⟨
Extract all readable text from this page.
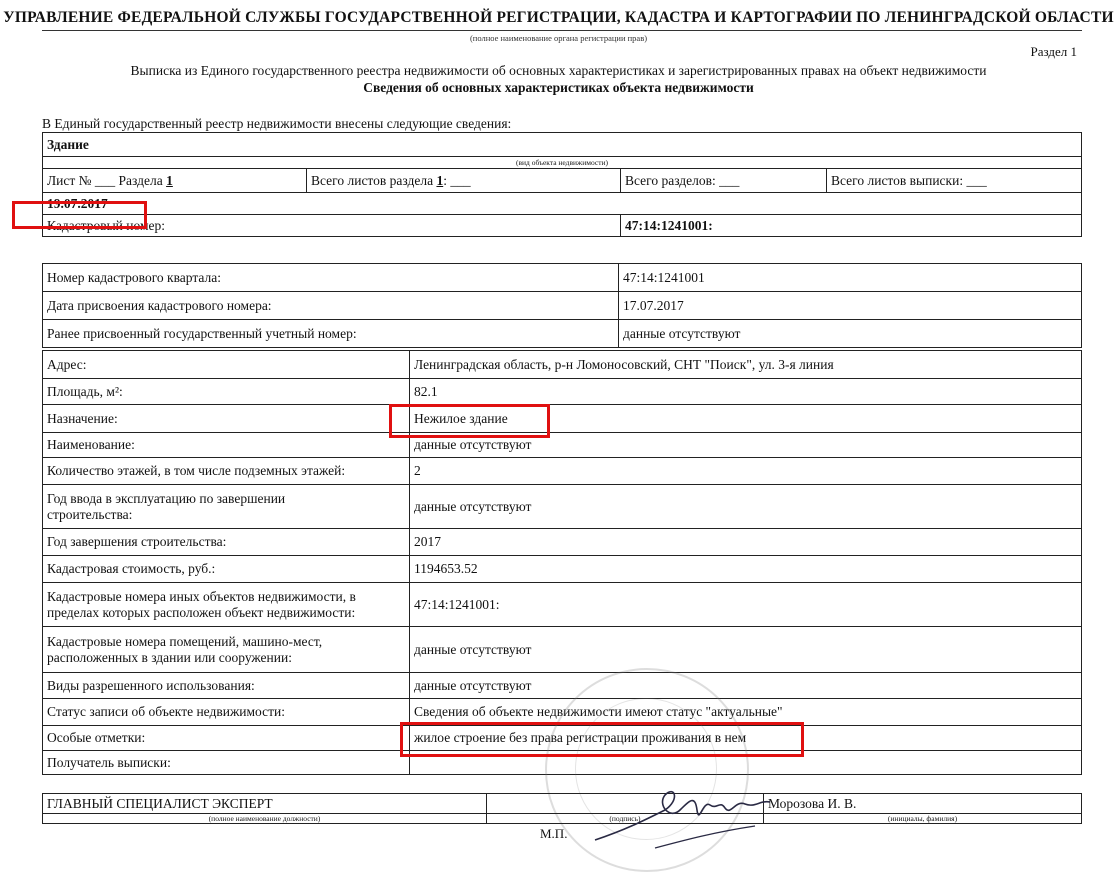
УПРАВЛЕНИЕ ФЕДЕРАЛЬНОЙ СЛУЖБЫ ГОСУДАРСТВЕННОЙ РЕГИСТРАЦИИ, КАДАСТРА И КАРТОГРАФИИ ПО ЛЕНИНГРАДСКОЙ ОБЛАСТИ
(полное наименование органа регистрации прав)
Раздел 1
Выписка из Единого государственного реестра недвижимости об основных характеристиках и зарегистрированных правах на объект недвижимости
Сведения об основных характеристиках объекта недвижимости
В Единый государственный реестр недвижимости внесены следующие сведения:
Здание			
(вид объекта недвижимости)			
Лист № ___ Раздела 1	Всего листов раздела 1: ___	Всего разделов: ___	Всего листов выписки: ___
19.07.2017			
Кадастровый номер:		47:14:1241001:	
Номер кадастрового квартала:	47:14:1241001
Дата присвоения кадастрового номера:	17.07.2017
Ранее присвоенный государственный учетный номер:	данные отсутствуют
Адрес:	Ленинградская область, р-н Ломоносовский, СНТ "Поиск", ул. 3-я линия
Площадь, м²:	82.1
Назначение:	Нежилое здание
Наименование:	данные отсутствуют
Количество этажей, в том числе подземных этажей:	2

Год ввода в эксплуатацию по завершении
строительства:	данные отсутствуют
Год завершения строительства:	2017
Кадастровая стоимость, руб.:	1194653.52

Кадастровые номера иных объектов недвижимости, в
пределах которых расположен объект недвижимости:	47:14:1241001:

Кадастровые номера помещений, машино-мест,
расположенных в здании или сооружении:	данные отсутствуют
Виды разрешенного использования:	данные отсутствуют
Статус записи об объекте недвижимости:	Сведения об объекте недвижимости имеют статус "актуальные"
Особые отметки:	жилое строение без права регистрации проживания в нем
Получатель выписки:	
ГЛАВНЫЙ СПЕЦИАЛИСТ ЭКСПЕРТ		Морозова И. В.
(полное наименование должности)	(подпись)	(инициалы, фамилия)
М.П.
⟩
Your task:
Reproduce every line exactly and omit all pictures.

The answer:
Extract all readable text from this page.
УПРАВЛЕНИЕ ФЕДЕРАЛЬНОЙ СЛУЖБЫ ГОСУДАРСТВЕННОЙ РЕГИСТРАЦИИ, КАДАСТРА И КАРТОГРАФИИ ПО ЛЕНИНГРАДСКОЙ ОБЛАСТИ
(полное наименование органа регистрации прав)
Раздел 1
Выписка из Единого государственного реестра недвижимости об основных характеристиках и зарегистрированных правах на объект недвижимости
Сведения об основных характеристиках объекта недвижимости
В Единый государственный реестр недвижимости внесены следующие сведения:
Здание			
(вид объекта недвижимости)			
Лист № ___ Раздела 1	Всего листов раздела 1: ___	Всего разделов: ___	Всего листов выписки: ___
19.07.2017			
Кадастровый номер:		47:14:1241001:	
Номер кадастрового квартала:	47:14:1241001
Дата присвоения кадастрового номера:	17.07.2017
Ранее присвоенный государственный учетный номер:	данные отсутствуют
Адрес:	Ленинградская область, р-н Ломоносовский, СНТ "Поиск", ул. 3-я линия
Площадь, м²:	82.1
Назначение:	Нежилое здание
Наименование:	данные отсутствуют
Количество этажей, в том числе подземных этажей:	2

Год ввода в эксплуатацию по завершении
строительства:	данные отсутствуют
Год завершения строительства:	2017
Кадастровая стоимость, руб.:	1194653.52

Кадастровые номера иных объектов недвижимости, в
пределах которых расположен объект недвижимости:	47:14:1241001:

Кадастровые номера помещений, машино-мест,
расположенных в здании или сооружении:	данные отсутствуют
Виды разрешенного использования:	данные отсутствуют
Статус записи об объекте недвижимости:	Сведения об объекте недвижимости имеют статус "актуальные"
Особые отметки:	жилое строение без права регистрации проживания в нем
Получатель выписки:	
ГЛАВНЫЙ СПЕЦИАЛИСТ ЭКСПЕРТ		Морозова И. В.
(полное наименование должности)	(подпись)	(инициалы, фамилия)
М.П.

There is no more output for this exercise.